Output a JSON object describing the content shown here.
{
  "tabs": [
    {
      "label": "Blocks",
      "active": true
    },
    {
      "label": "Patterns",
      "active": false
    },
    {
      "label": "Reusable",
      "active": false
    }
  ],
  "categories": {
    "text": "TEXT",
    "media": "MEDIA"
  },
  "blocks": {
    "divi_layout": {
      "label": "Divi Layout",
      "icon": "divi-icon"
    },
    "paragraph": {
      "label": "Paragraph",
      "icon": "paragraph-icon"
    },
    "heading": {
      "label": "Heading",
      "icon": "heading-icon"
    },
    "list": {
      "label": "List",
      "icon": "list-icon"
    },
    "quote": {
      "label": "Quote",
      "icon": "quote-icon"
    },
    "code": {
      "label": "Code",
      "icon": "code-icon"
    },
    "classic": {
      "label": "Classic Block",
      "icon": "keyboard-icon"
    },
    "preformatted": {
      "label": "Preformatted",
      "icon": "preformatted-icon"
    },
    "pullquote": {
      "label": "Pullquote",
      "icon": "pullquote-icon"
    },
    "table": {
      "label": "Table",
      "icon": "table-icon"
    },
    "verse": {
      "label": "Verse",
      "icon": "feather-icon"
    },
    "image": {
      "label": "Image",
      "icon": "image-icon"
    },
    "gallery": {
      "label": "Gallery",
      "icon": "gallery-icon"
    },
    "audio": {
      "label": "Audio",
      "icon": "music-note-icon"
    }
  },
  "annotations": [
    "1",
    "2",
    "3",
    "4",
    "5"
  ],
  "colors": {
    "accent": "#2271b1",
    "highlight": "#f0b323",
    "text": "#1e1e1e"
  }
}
:::
[WORK REQUIRED] Copy down the material exactly as written.

[RESULT OF THIS TASK]
Output a JSON object describing the content shown here.
{
  "tabs": [
    {
      "label": "Blocks",
      "active": true
    },
    {
      "label": "Patterns",
      "active": false
    },
    {
      "label": "Reusable",
      "active": false
    }
  ],
  "categories": {
    "text": "TEXT",
    "media": "MEDIA"
  },
  "blocks": {
    "divi_layout": {
      "label": "Divi Layout",
      "icon": "divi-icon"
    },
    "paragraph": {
      "label": "Paragraph",
      "icon": "paragraph-icon"
    },
    "heading": {
      "label": "Heading",
      "icon": "heading-icon"
    },
    "list": {
      "label": "List",
      "icon": "list-icon"
    },
    "quote": {
      "label": "Quote",
      "icon": "quote-icon"
    },
    "code": {
      "label": "Code",
      "icon": "code-icon"
    },
    "classic": {
      "label": "Classic Block",
      "icon": "keyboard-icon"
    },
    "preformatted": {
      "label": "Preformatted",
      "icon": "preformatted-icon"
    },
    "pullquote": {
      "label": "Pullquote",
      "icon": "pullquote-icon"
    },
    "table": {
      "label": "Table",
      "icon": "table-icon"
    },
    "verse": {
      "label": "Verse",
      "icon": "feather-icon"
    },
    "image": {
      "label": "Image",
      "icon": "image-icon"
    },
    "gallery": {
      "label": "Gallery",
      "icon": "gallery-icon"
    },
    "audio": {
      "label": "Audio",
      "icon": "music-note-icon"
    }
  },
  "annotations": [
    "1",
    "2",
    "3",
    "4",
    "5"
  ],
  "colors": {
    "accent": "#2271b1",
    "highlight": "#f0b323",
    "text": "#1e1e1e"
  }
}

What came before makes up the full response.